---------- Provided records ----------
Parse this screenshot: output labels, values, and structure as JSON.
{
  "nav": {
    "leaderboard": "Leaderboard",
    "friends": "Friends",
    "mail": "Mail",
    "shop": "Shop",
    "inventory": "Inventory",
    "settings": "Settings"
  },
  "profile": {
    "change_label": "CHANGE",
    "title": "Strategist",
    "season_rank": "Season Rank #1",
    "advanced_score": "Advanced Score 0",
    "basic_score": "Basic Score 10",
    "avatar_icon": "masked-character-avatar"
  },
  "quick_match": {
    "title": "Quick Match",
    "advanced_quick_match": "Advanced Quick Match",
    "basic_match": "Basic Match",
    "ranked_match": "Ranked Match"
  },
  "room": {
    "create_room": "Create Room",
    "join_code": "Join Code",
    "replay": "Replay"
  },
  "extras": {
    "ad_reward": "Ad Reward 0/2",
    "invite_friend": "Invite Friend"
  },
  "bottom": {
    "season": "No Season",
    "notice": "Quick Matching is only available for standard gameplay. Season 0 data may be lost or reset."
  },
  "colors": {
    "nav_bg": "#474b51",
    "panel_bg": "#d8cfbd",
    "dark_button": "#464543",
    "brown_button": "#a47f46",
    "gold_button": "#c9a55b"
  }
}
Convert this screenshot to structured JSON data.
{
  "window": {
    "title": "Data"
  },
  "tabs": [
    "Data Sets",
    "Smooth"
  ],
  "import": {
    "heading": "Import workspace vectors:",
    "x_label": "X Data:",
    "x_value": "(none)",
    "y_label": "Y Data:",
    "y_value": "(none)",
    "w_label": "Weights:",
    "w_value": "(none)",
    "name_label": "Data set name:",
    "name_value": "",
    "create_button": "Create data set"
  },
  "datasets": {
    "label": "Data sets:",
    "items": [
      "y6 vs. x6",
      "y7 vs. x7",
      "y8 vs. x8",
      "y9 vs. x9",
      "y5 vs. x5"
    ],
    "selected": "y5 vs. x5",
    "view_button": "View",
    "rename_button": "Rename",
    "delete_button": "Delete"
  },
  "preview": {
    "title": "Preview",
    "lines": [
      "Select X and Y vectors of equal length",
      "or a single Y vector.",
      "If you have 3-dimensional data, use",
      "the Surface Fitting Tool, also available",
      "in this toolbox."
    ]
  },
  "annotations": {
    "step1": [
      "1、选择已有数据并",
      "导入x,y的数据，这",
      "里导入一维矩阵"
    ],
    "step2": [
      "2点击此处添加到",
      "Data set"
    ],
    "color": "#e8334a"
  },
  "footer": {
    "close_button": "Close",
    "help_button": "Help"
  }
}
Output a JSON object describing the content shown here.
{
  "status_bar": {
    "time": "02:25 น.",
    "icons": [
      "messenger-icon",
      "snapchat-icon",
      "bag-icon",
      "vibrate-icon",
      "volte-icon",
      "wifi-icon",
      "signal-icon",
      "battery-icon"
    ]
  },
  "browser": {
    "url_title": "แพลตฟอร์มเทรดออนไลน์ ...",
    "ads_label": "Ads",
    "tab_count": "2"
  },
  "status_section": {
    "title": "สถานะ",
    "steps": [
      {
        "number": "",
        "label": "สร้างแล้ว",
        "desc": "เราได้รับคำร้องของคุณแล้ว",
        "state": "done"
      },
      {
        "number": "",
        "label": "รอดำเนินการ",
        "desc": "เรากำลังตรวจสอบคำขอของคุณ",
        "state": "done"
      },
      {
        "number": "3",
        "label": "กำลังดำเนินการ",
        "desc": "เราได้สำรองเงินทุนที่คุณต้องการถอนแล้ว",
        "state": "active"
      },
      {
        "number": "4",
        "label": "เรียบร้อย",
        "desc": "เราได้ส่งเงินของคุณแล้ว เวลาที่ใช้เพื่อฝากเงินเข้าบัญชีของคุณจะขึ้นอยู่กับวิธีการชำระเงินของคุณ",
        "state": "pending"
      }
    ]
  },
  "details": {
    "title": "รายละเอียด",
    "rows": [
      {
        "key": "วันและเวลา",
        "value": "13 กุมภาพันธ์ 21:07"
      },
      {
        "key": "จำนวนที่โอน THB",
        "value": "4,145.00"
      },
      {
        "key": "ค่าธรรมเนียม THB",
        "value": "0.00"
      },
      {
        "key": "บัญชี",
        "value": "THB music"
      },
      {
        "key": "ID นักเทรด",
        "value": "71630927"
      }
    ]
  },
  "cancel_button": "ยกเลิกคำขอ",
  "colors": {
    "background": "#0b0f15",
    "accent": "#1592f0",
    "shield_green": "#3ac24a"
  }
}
----------
Filter the records above for lines containing the word "vectors", and copy those lines.

    "heading": "Import workspace vectors:",
      "Select X and Y vectors of equal length",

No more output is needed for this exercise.